• **Text extract**:
* Start *
This review of the ISTAR components demonstrates that, at the deployed operational and tactical level, currently the ‘go to’ place for ISTAR is the S2 staff. Essentially, this arrangement should continue, with the S2 providing that expertise, but the S2’s resources should be bolstered by an improved and increased ISTAR staffing footprint drawn from those domains that focus on specific ISTAR components. The solution is not simply to subordinate the S2 beneath a ‘patrol master’—who thinks he or she knows best but in fact has little if any exposure to and understanding of niche, complex, sensitive (often highly classified or compartmented) and networked collection systems. The solution is to more centrally place ISTAR in Army’s thinking about the way to train for and conduct military operations. Such repositioning would help raise a pool of officers who are trained to better manage the ISTAR spectrum. This review of ISTAR components also demonstrates that, beyond the new DGINT structure within HQJOC and the tactical-deployed operational domain, a ‘go to’ land ISTAR entity does not exists within Army to (1) manage the raise, train and sustain functions, (2) provide the operational planning advice and (3) coordinate in-barracks, developmental and operational requirements. This capability gaps points to the need for urgent organisational change.
* End *
• **Stored data**:
* Start *
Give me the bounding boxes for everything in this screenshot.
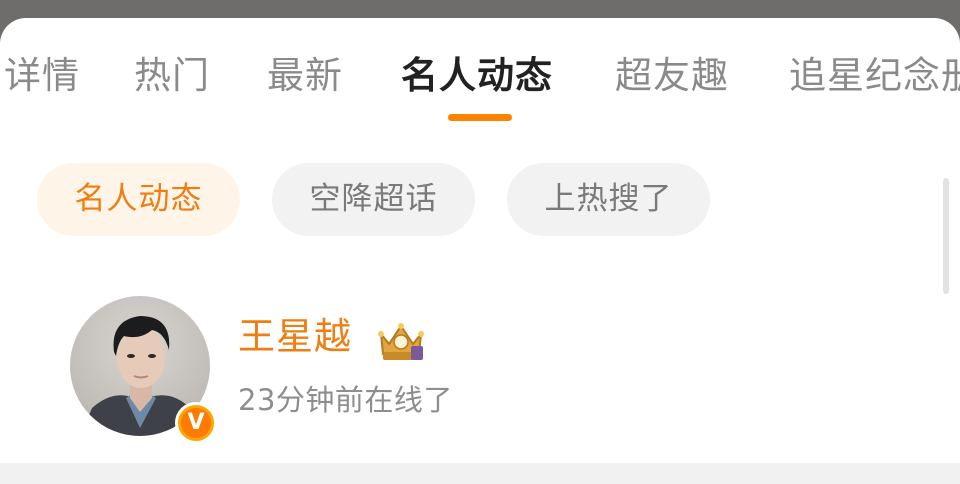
crown-icon [378, 323, 424, 360]
scrollbar[interactable] [943, 178, 949, 294]
tab-celebrity-updates[interactable]: 名人动态 [401, 54, 553, 98]
online-status: 23分钟前在线了 [238, 383, 453, 417]
verified-badge-icon: V [175, 402, 217, 444]
filter-chip-airdrop-topic[interactable]: 空降超话 [272, 163, 475, 236]
section-divider [0, 463, 960, 484]
tab-fan-memories[interactable]: 追星纪念册 [789, 54, 960, 98]
tab-super-fun[interactable]: 超友趣 [615, 54, 729, 98]
filter-chip-celebrity-updates[interactable]: 名人动态 [37, 163, 240, 236]
tab-latest[interactable]: 最新 [267, 54, 343, 98]
filter-chip-trending[interactable]: 上热搜了 [507, 163, 710, 236]
tab-hot[interactable]: 热门 [134, 54, 210, 98]
active-tab-indicator [448, 114, 512, 121]
username[interactable]: 王星越 [238, 314, 352, 360]
tab-bar: 详情 热门 最新 名人动态 超友趣 追星纪念册 [0, 18, 960, 128]
bottom-sheet: 详情 热门 最新 名人动态 超友趣 追星纪念册 名人动态 空降超话 上热搜了 V… [0, 18, 960, 484]
tab-details[interactable]: 详情 [4, 54, 80, 98]
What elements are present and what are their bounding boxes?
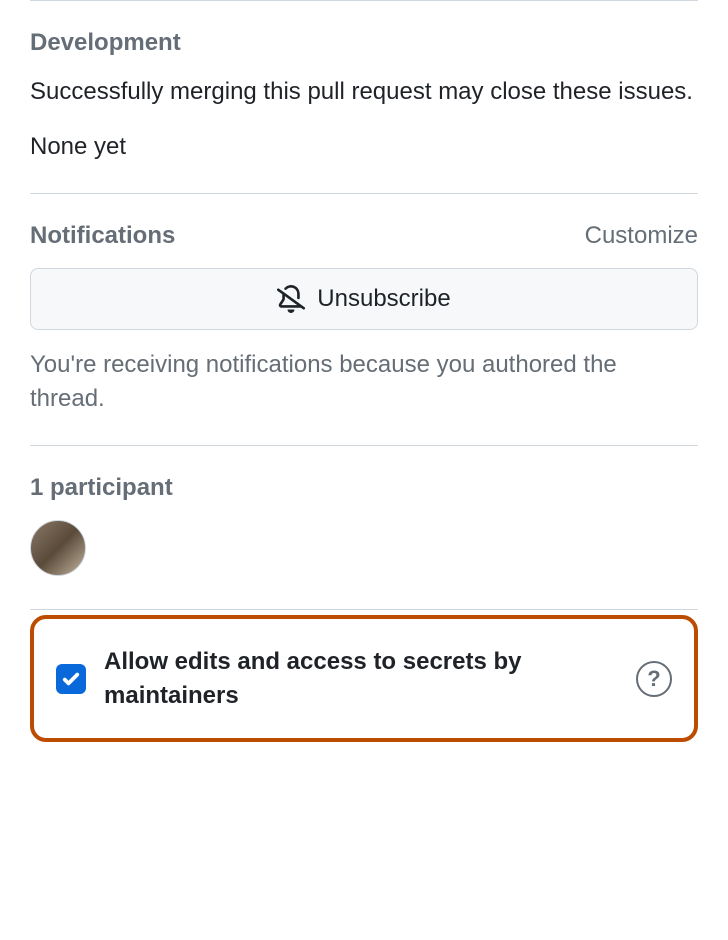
notifications-title: Notifications — [30, 222, 175, 250]
notifications-section: Notifications Customize Unsubscribe You'… — [30, 194, 698, 446]
notifications-header: Notifications Customize — [30, 222, 698, 250]
avatar[interactable] — [30, 520, 86, 576]
development-empty-state: None yet — [30, 130, 698, 165]
bell-slash-icon — [277, 285, 305, 313]
help-icon[interactable]: ? — [636, 661, 672, 697]
development-header: Development — [30, 29, 698, 57]
divider — [30, 609, 698, 610]
participants-title: 1 participant — [30, 474, 698, 502]
participants-section: 1 participant — [30, 446, 698, 609]
unsubscribe-label: Unsubscribe — [317, 285, 450, 313]
development-description: Successfully merging this pull request m… — [30, 75, 698, 110]
maintainer-edits-box: Allow edits and access to secrets by mai… — [30, 615, 698, 742]
development-title: Development — [30, 29, 181, 57]
unsubscribe-button[interactable]: Unsubscribe — [30, 268, 698, 330]
notifications-reason: You're receiving notifications because y… — [30, 348, 698, 418]
checkmark-icon — [61, 669, 81, 689]
allow-edits-checkbox[interactable] — [56, 664, 86, 694]
help-question-mark: ? — [647, 666, 660, 692]
allow-edits-label: Allow edits and access to secrets by mai… — [104, 645, 618, 712]
customize-link[interactable]: Customize — [585, 222, 698, 250]
development-section: Development Successfully merging this pu… — [30, 1, 698, 193]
* End *
Continue the passage on Army ISTAR at the top of the page, starting after its last sentence.

• **Answer to the problem**:
Holistic Land ISTAR Management
For Army, its corps-specific approach to the management of the various ISTAR functions may have worked adequately in the major wars of the twentieth century, although even this is debatable. For those who have chosen their particular ISTAR field as a specialty, their parent corps have tended to view them as unnecessarily narrow to maintain their promotion prospects within that speciality. Thus, for instance, an officer trained in EW is well advised not to linger in the EW domain if he or she values a successful career in RASigs. Indeed the same has held true for those in AUSTINT and the survey domain of RAE. This approach is no longer tenable. After all, the Army needs to foster such specialists to a greater extent than ever before, offering them career prospects that do not frighten them into leaving the Army too soon. Arguably, the better generalist is one who has a degree of expertise in at least two of the ISTAR fields. In the case of AUSTINT, for example, anecdotal evidence suggests that J2/S2 staff that do not have a detailed understanding of more than one ISTAR domain (such as SIGINT or HUMINT), are too generalist. What this points to is the need to foster the right level of expertise within Army for an integrated approach to the whole ISTAR domain while still offering career development.
Making matters more complex is the fact that, until recently, most of the Army’s assets have been optimised to face a ‘low-level’ conventional threat. They have not necessarily been optimised for the complex counterinsurgencies—sometimes described as ‘war amongst the people’—that are being faced in the context of instant and global media coverage. Today, however, effective operations are dependent upon not generating undue resentment arising from ‘collateral damage’, which is caused by applying blunt lethal force against precise but poorly identified targets. Remote from home, in a culturally foreign land, such targets tend to be difficult to discriminate from the many others that they closely resemble. Yet the significance of making such mistakes is considerable and the consequences for Australia’s dispersed and vulnerable forces have never been greater.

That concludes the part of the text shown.